[Entries with figure data]
- - - -

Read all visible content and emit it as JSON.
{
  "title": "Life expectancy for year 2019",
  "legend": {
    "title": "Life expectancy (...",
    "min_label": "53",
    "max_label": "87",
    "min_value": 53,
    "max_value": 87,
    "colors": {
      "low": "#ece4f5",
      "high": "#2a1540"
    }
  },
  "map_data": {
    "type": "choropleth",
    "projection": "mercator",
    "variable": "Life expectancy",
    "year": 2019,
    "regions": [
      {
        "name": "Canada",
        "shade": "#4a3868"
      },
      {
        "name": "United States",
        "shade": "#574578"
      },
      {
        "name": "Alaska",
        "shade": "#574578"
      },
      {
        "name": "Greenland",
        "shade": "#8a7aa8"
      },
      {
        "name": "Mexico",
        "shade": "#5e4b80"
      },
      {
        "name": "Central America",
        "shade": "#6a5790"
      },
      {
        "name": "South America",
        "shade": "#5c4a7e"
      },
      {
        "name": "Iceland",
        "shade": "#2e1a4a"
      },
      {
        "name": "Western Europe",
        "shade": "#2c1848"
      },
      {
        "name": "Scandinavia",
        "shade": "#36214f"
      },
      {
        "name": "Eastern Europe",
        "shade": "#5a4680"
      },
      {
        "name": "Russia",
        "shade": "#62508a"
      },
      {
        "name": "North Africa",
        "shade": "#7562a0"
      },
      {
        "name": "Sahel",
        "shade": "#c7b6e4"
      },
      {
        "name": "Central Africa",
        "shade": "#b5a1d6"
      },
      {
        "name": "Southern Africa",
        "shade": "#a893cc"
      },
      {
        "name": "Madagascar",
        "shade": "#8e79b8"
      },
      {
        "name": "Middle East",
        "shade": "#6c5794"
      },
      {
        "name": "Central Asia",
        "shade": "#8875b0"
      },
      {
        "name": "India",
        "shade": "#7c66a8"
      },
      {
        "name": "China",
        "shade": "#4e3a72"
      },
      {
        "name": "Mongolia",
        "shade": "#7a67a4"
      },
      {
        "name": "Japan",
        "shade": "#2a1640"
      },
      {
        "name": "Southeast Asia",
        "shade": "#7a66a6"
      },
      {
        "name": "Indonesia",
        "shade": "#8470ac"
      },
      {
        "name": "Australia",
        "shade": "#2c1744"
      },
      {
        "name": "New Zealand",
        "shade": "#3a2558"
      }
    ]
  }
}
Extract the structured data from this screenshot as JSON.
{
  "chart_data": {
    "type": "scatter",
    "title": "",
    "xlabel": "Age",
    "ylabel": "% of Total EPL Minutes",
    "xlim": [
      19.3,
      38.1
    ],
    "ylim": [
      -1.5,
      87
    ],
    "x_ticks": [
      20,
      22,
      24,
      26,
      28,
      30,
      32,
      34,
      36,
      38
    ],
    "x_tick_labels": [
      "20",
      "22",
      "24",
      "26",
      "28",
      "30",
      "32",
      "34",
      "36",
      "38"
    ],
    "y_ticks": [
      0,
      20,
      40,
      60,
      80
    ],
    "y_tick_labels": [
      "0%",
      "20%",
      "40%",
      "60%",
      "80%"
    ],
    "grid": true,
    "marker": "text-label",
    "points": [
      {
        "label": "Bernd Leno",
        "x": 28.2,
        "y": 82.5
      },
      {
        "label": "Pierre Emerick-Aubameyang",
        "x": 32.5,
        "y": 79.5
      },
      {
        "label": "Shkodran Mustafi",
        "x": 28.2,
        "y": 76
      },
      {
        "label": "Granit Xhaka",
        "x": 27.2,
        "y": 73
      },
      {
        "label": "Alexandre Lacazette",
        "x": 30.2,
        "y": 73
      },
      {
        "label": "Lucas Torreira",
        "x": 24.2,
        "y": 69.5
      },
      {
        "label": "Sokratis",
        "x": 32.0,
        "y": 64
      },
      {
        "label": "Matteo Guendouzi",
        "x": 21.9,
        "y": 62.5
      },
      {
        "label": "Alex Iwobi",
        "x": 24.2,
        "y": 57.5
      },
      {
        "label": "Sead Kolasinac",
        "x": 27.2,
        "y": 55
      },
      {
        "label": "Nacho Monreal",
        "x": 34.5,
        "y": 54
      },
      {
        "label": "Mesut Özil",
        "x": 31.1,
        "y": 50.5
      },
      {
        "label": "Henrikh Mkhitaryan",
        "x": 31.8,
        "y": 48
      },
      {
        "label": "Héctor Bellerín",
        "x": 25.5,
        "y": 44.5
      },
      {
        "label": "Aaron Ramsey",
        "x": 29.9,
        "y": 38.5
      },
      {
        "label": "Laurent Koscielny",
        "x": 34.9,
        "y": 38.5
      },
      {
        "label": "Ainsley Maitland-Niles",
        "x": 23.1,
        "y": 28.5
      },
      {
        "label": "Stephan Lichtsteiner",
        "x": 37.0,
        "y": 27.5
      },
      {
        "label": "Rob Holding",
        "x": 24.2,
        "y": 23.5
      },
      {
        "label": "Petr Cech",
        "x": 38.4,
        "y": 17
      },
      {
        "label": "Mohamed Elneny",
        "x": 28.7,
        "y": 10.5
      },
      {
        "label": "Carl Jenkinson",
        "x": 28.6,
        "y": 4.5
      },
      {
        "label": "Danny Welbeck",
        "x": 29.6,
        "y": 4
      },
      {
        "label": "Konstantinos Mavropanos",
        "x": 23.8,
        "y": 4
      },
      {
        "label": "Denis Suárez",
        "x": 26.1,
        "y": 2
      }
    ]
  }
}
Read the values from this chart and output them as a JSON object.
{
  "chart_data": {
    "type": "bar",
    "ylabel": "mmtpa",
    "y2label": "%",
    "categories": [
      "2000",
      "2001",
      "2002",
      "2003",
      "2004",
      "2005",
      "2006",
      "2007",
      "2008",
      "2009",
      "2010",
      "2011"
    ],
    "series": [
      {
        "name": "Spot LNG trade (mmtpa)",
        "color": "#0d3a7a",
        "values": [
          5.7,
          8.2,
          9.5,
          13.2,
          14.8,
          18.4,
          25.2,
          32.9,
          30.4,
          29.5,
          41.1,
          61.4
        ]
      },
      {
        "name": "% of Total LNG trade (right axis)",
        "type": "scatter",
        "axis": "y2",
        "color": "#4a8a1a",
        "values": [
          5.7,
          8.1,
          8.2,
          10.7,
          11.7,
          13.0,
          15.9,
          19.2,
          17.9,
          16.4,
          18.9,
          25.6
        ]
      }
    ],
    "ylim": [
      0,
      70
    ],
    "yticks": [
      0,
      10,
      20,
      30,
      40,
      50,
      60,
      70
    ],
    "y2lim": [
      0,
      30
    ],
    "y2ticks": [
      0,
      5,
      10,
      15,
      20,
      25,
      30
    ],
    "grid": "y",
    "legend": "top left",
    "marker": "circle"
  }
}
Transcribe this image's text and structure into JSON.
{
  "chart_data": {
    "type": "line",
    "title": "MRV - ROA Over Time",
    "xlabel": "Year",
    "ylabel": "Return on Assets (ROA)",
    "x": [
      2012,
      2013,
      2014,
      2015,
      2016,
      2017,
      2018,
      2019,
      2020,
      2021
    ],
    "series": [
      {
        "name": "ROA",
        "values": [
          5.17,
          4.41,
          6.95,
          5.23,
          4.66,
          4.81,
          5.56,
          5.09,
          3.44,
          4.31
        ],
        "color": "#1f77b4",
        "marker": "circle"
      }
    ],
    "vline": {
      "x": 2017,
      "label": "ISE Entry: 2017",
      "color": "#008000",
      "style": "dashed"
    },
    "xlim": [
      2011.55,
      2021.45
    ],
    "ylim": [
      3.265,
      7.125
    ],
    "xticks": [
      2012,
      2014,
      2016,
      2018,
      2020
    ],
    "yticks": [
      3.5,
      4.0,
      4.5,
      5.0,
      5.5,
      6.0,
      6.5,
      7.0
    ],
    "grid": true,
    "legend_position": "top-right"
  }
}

- - - -

• [WHAT THE EXERCISE ASKS]
Return each line of the data exactly as written above.

• [SOLUTION TO THIS TASK]
Read all visible content and emit it as JSON.
{
  "title": "Life expectancy for year 2019",
  "legend": {
    "title": "Life expectancy (...",
    "min_label": "53",
    "max_label": "87",
    "min_value": 53,
    "max_value": 87,
    "colors": {
      "low": "#ece4f5",
      "high": "#2a1540"
    }
  },
  "map_data": {
    "type": "choropleth",
    "projection": "mercator",
    "variable": "Life expectancy",
    "year": 2019,
    "regions": [
      {
        "name": "Canada",
        "shade": "#4a3868"
      },
      {
        "name": "United States",
        "shade": "#574578"
      },
      {
        "name": "Alaska",
        "shade": "#574578"
      },
      {
        "name": "Greenland",
        "shade": "#8a7aa8"
      },
      {
        "name": "Mexico",
        "shade": "#5e4b80"
      },
      {
        "name": "Central America",
        "shade": "#6a5790"
      },
      {
        "name": "South America",
        "shade": "#5c4a7e"
      },
      {
        "name": "Iceland",
        "shade": "#2e1a4a"
      },
      {
        "name": "Western Europe",
        "shade": "#2c1848"
      },
      {
        "name": "Scandinavia",
        "shade": "#36214f"
      },
      {
        "name": "Eastern Europe",
        "shade": "#5a4680"
      },
      {
        "name": "Russia",
        "shade": "#62508a"
      },
      {
        "name": "North Africa",
        "shade": "#7562a0"
      },
      {
        "name": "Sahel",
        "shade": "#c7b6e4"
      },
      {
        "name": "Central Africa",
        "shade": "#b5a1d6"
      },
      {
        "name": "Southern Africa",
        "shade": "#a893cc"
      },
      {
        "name": "Madagascar",
        "shade": "#8e79b8"
      },
      {
        "name": "Middle East",
        "shade": "#6c5794"
      },
      {
        "name": "Central Asia",
        "shade": "#8875b0"
      },
      {
        "name": "India",
        "shade": "#7c66a8"
      },
      {
        "name": "China",
        "shade": "#4e3a72"
      },
      {
        "name": "Mongolia",
        "shade": "#7a67a4"
      },
      {
        "name": "Japan",
        "shade": "#2a1640"
      },
      {
        "name": "Southeast Asia",
        "shade": "#7a66a6"
      },
      {
        "name": "Indonesia",
        "shade": "#8470ac"
      },
      {
        "name": "Australia",
        "shade": "#2c1744"
      },
      {
        "name": "New Zealand",
        "shade": "#3a2558"
      }
    ]
  }
}
Extract the structured data from this screenshot as JSON.
{
  "chart_data": {
    "type": "scatter",
    "title": "",
    "xlabel": "Age",
    "ylabel": "% of Total EPL Minutes",
    "xlim": [
      19.3,
      38.1
    ],
    "ylim": [
      -1.5,
      87
    ],
    "x_ticks": [
      20,
      22,
      24,
      26,
      28,
      30,
      32,
      34,
      36,
      38
    ],
    "x_tick_labels": [
      "20",
      "22",
      "24",
      "26",
      "28",
      "30",
      "32",
      "34",
      "36",
      "38"
    ],
    "y_ticks": [
      0,
      20,
      40,
      60,
      80
    ],
    "y_tick_labels": [
      "0%",
      "20%",
      "40%",
      "60%",
      "80%"
    ],
    "grid": true,
    "marker": "text-label",
    "points": [
      {
        "label": "Bernd Leno",
        "x": 28.2,
        "y": 82.5
      },
      {
        "label": "Pierre Emerick-Aubameyang",
        "x": 32.5,
        "y": 79.5
      },
      {
        "label": "Shkodran Mustafi",
        "x": 28.2,
        "y": 76
      },
      {
        "label": "Granit Xhaka",
        "x": 27.2,
        "y": 73
      },
      {
        "label": "Alexandre Lacazette",
        "x": 30.2,
        "y": 73
      },
      {
        "label": "Lucas Torreira",
        "x": 24.2,
        "y": 69.5
      },
      {
        "label": "Sokratis",
        "x": 32.0,
        "y": 64
      },
      {
        "label": "Matteo Guendouzi",
        "x": 21.9,
        "y": 62.5
      },
      {
        "label": "Alex Iwobi",
        "x": 24.2,
        "y": 57.5
      },
      {
        "label": "Sead Kolasinac",
        "x": 27.2,
        "y": 55
      },
      {
        "label": "Nacho Monreal",
        "x": 34.5,
        "y": 54
      },
      {
        "label": "Mesut Özil",
        "x": 31.1,
        "y": 50.5
      },
      {
        "label": "Henrikh Mkhitaryan",
        "x": 31.8,
        "y": 48
      },
      {
        "label": "Héctor Bellerín",
        "x": 25.5,
        "y": 44.5
      },
      {
        "label": "Aaron Ramsey",
        "x": 29.9,
        "y": 38.5
      },
      {
        "label": "Laurent Koscielny",
        "x": 34.9,
        "y": 38.5
      },
      {
        "label": "Ainsley Maitland-Niles",
        "x": 23.1,
        "y": 28.5
      },
      {
        "label": "Stephan Lichtsteiner",
        "x": 37.0,
        "y": 27.5
      },
      {
        "label": "Rob Holding",
        "x": 24.2,
        "y": 23.5
      },
      {
        "label": "Petr Cech",
        "x": 38.4,
        "y": 17
      },
      {
        "label": "Mohamed Elneny",
        "x": 28.7,
        "y": 10.5
      },
      {
        "label": "Carl Jenkinson",
        "x": 28.6,
        "y": 4.5
      },
      {
        "label": "Danny Welbeck",
        "x": 29.6,
        "y": 4
      },
      {
        "label": "Konstantinos Mavropanos",
        "x": 23.8,
        "y": 4
      },
      {
        "label": "Denis Suárez",
        "x": 26.1,
        "y": 2
      }
    ]
  }
}
Read the values from this chart and output them as a JSON object.
{
  "chart_data": {
    "type": "bar",
    "ylabel": "mmtpa",
    "y2label": "%",
    "categories": [
      "2000",
      "2001",
      "2002",
      "2003",
      "2004",
      "2005",
      "2006",
      "2007",
      "2008",
      "2009",
      "2010",
      "2011"
    ],
    "series": [
      {
        "name": "Spot LNG trade (mmtpa)",
        "color": "#0d3a7a",
        "values": [
          5.7,
          8.2,
          9.5,
          13.2,
          14.8,
          18.4,
          25.2,
          32.9,
          30.4,
          29.5,
          41.1,
          61.4
        ]
      },
      {
        "name": "% of Total LNG trade (right axis)",
        "type": "scatter",
        "axis": "y2",
        "color": "#4a8a1a",
        "values": [
          5.7,
          8.1,
          8.2,
          10.7,
          11.7,
          13.0,
          15.9,
          19.2,
          17.9,
          16.4,
          18.9,
          25.6
        ]
      }
    ],
    "ylim": [
      0,
      70
    ],
    "yticks": [
      0,
      10,
      20,
      30,
      40,
      50,
      60,
      70
    ],
    "y2lim": [
      0,
      30
    ],
    "y2ticks": [
      0,
      5,
      10,
      15,
      20,
      25,
      30
    ],
    "grid": "y",
    "legend": "top left",
    "marker": "circle"
  }
}
Transcribe this image's text and structure into JSON.
{
  "chart_data": {
    "type": "line",
    "title": "MRV - ROA Over Time",
    "xlabel": "Year",
    "ylabel": "Return on Assets (ROA)",
    "x": [
      2012,
      2013,
      2014,
      2015,
      2016,
      2017,
      2018,
      2019,
      2020,
      2021
    ],
    "series": [
      {
        "name": "ROA",
        "values": [
          5.17,
          4.41,
          6.95,
          5.23,
          4.66,
          4.81,
          5.56,
          5.09,
          3.44,
          4.31
        ],
        "color": "#1f77b4",
        "marker": "circle"
      }
    ],
    "vline": {
      "x": 2017,
      "label": "ISE Entry: 2017",
      "color": "#008000",
      "style": "dashed"
    },
    "xlim": [
      2011.55,
      2021.45
    ],
    "ylim": [
      3.265,
      7.125
    ],
    "xticks": [
      2012,
      2014,
      2016,
      2018,
      2020
    ],
    "yticks": [
      3.5,
      4.0,
      4.5,
      5.0,
      5.5,
      6.0,
      6.5,
      7.0
    ],
    "grid": true,
    "legend_position": "top-right"
  }
}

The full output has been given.